--- START ---

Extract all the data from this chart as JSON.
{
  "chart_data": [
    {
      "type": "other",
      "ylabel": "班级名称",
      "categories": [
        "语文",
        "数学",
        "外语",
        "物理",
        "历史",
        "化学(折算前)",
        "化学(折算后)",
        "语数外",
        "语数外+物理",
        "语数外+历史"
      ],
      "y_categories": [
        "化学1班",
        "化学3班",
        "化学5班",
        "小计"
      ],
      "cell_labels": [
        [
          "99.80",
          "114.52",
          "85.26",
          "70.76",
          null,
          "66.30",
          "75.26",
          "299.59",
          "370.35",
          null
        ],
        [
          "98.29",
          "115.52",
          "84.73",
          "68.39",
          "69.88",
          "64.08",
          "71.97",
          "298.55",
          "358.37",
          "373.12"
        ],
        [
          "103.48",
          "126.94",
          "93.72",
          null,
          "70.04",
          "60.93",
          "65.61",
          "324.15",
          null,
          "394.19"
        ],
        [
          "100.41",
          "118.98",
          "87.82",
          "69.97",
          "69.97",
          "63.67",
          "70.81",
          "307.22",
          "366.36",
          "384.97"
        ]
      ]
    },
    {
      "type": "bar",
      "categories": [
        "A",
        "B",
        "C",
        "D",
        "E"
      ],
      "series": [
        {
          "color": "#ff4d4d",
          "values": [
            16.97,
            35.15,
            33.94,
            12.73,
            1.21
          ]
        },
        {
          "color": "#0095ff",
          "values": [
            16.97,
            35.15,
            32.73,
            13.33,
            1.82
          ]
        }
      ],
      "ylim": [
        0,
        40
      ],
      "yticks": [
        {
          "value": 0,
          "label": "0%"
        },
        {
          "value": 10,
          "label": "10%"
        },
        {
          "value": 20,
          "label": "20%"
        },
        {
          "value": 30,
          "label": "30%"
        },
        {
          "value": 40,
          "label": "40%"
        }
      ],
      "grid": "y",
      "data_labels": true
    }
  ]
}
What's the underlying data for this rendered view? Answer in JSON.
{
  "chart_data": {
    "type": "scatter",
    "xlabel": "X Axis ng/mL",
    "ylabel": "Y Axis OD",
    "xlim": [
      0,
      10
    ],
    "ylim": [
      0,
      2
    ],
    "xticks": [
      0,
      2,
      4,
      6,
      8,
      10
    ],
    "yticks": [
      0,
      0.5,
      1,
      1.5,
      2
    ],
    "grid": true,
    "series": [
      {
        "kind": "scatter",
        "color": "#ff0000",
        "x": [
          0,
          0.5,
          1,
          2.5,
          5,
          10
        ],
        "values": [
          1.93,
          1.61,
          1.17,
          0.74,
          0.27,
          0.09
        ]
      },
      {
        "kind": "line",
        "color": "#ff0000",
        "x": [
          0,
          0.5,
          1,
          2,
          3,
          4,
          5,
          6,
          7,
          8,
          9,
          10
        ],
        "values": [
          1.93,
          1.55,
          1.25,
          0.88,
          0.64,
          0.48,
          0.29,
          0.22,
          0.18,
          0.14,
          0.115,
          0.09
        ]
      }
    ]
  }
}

--- END ---

=== EXERCISE OBJECTIVE ===
Copy out every line of the listing that contains the string "JSON".

=== COMPLETE RESPONSE ===
Extract all the data from this chart as JSON.
What's the underlying data for this rendered view? Answer in JSON.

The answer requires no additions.